Listed records -
## BEGIN
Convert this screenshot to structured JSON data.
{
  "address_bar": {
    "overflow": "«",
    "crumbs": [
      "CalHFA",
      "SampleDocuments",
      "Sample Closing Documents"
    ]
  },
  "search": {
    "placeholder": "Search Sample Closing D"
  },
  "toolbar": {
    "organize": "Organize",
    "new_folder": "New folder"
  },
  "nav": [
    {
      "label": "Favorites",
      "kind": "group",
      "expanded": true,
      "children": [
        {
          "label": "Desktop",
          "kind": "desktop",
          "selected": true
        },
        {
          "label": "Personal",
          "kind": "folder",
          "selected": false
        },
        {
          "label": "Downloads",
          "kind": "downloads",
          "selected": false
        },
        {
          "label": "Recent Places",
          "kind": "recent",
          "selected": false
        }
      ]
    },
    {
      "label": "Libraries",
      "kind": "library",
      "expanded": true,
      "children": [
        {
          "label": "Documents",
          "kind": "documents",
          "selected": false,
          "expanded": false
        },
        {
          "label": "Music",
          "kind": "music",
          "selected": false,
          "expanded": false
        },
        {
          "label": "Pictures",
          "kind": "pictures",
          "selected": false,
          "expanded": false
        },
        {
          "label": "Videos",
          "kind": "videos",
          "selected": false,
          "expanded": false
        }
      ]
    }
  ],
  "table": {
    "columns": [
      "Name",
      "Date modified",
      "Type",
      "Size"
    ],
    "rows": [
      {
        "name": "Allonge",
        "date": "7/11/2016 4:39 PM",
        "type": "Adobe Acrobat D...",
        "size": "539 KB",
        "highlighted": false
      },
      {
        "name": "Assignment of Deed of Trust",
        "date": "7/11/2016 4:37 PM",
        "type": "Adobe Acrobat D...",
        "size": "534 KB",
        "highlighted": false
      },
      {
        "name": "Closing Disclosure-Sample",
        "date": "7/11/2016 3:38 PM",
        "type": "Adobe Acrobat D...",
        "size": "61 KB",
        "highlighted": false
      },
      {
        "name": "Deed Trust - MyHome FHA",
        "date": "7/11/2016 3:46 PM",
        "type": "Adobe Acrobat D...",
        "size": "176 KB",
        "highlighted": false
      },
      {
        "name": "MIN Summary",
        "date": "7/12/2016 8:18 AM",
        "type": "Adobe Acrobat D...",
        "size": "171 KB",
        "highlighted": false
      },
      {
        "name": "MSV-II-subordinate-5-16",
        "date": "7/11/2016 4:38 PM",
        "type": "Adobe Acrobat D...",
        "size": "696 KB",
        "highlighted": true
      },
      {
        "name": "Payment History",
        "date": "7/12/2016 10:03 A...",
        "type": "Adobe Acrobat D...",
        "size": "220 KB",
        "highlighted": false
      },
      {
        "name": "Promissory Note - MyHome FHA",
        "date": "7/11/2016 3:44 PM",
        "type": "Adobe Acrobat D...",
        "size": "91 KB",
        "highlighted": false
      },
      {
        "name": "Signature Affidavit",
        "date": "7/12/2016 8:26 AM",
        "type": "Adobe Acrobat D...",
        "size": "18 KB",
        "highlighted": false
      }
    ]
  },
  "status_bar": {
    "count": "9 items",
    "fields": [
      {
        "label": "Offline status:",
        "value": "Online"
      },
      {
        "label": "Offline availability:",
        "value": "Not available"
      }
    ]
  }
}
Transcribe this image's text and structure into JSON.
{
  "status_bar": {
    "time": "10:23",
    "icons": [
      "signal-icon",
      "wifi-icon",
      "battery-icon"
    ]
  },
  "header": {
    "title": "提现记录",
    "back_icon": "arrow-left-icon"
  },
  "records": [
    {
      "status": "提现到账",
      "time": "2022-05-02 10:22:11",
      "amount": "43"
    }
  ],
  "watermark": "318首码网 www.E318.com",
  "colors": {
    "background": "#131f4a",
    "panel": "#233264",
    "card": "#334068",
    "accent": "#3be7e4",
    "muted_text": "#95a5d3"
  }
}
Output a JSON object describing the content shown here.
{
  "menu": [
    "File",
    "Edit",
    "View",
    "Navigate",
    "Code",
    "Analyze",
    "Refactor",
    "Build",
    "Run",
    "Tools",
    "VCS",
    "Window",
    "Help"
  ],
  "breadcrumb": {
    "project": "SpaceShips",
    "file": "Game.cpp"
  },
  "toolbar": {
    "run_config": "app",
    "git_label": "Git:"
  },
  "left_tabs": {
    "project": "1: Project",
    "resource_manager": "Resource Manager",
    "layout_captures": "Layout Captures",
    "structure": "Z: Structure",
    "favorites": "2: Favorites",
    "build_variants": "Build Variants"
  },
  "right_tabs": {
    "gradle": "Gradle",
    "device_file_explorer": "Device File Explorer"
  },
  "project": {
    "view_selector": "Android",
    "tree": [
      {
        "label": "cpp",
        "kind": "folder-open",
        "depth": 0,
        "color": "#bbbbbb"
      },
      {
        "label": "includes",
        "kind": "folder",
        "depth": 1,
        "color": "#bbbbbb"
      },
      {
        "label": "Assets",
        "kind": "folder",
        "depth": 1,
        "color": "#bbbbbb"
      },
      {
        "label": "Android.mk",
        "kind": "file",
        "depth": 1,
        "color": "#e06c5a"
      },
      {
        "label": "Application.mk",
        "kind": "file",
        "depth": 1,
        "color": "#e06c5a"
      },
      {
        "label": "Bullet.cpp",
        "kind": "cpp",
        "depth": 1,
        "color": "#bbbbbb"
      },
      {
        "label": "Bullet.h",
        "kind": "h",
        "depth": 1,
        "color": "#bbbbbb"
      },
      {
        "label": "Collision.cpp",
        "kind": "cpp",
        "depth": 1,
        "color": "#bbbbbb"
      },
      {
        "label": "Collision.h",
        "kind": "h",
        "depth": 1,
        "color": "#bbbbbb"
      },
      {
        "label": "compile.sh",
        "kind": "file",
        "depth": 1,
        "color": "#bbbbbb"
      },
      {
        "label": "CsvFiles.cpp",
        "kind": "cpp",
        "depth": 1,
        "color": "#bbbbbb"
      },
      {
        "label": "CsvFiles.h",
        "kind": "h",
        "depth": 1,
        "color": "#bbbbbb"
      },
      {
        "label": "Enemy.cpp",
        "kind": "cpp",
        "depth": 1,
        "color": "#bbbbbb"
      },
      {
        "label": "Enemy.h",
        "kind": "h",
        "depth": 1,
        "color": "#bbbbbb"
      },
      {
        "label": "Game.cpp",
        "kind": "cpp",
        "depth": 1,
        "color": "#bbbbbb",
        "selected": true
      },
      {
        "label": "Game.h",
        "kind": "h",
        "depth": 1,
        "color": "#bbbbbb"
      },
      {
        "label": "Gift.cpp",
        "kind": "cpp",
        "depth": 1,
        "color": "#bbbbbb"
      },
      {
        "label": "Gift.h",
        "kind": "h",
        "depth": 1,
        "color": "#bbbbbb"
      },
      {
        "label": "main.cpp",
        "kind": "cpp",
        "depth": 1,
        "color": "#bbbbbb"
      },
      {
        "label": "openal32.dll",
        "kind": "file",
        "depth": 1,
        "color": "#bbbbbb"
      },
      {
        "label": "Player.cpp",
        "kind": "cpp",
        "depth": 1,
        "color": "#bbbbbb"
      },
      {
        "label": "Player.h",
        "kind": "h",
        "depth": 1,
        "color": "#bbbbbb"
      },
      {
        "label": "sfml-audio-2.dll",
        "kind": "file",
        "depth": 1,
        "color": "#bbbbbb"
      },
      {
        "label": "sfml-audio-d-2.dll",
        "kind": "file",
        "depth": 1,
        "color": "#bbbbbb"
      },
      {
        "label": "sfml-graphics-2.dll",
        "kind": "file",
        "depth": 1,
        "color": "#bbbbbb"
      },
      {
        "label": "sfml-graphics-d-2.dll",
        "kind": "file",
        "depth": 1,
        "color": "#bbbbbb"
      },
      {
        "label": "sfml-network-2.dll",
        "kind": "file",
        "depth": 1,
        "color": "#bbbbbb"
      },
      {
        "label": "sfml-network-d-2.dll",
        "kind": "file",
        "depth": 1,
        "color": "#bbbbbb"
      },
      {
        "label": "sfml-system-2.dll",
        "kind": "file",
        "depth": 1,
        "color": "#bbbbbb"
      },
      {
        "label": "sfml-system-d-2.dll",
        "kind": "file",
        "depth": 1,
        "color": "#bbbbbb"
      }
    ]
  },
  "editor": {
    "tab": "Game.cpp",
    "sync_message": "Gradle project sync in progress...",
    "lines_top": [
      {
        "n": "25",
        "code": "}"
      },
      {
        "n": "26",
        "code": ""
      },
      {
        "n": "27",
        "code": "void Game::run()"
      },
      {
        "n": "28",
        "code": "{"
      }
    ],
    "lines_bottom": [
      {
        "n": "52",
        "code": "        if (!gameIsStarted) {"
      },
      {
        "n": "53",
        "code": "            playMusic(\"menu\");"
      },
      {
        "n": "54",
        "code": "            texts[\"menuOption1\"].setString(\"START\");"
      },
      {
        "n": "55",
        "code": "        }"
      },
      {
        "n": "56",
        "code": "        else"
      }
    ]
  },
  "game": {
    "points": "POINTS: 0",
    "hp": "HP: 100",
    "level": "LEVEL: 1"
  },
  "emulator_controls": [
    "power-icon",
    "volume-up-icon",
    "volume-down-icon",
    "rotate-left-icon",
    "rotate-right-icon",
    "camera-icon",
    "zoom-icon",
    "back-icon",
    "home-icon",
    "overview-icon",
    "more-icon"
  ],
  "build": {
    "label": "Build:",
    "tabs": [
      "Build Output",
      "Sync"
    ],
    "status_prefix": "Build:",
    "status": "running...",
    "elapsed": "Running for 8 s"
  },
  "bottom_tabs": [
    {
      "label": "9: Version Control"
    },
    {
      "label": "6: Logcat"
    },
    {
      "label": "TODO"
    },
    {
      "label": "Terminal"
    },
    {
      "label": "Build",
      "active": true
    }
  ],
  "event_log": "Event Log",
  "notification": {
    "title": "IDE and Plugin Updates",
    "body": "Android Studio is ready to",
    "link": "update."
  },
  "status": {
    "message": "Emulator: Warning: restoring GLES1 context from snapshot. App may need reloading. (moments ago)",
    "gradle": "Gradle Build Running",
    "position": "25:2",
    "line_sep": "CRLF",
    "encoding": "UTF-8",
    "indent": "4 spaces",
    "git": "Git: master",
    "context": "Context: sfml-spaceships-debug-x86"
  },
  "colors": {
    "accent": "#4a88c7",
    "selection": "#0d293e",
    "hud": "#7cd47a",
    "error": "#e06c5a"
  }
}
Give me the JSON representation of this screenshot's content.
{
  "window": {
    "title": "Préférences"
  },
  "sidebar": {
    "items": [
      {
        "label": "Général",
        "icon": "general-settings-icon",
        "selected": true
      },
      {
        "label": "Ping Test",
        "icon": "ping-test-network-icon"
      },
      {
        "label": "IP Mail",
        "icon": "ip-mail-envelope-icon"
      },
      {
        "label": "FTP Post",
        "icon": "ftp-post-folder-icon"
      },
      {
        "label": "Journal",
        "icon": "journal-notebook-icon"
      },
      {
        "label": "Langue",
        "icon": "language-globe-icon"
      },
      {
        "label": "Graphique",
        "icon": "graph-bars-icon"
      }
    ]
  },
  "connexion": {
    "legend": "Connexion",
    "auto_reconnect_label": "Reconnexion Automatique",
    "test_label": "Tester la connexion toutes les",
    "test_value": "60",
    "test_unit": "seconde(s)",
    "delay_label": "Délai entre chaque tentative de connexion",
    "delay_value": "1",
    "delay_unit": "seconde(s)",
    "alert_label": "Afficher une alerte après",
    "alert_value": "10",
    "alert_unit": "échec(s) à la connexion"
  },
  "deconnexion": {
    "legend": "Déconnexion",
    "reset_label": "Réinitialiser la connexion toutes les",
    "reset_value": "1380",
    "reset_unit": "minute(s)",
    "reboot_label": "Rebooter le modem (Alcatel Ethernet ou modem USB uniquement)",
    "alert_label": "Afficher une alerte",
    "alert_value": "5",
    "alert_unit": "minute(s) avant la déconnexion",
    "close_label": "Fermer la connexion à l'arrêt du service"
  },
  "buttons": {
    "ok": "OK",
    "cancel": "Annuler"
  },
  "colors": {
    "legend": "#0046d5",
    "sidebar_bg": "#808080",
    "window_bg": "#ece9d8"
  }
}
## END
What to work on - Work out how many lines of the listing above include the word "system". Reply with nothing but the count.

Written reply - 2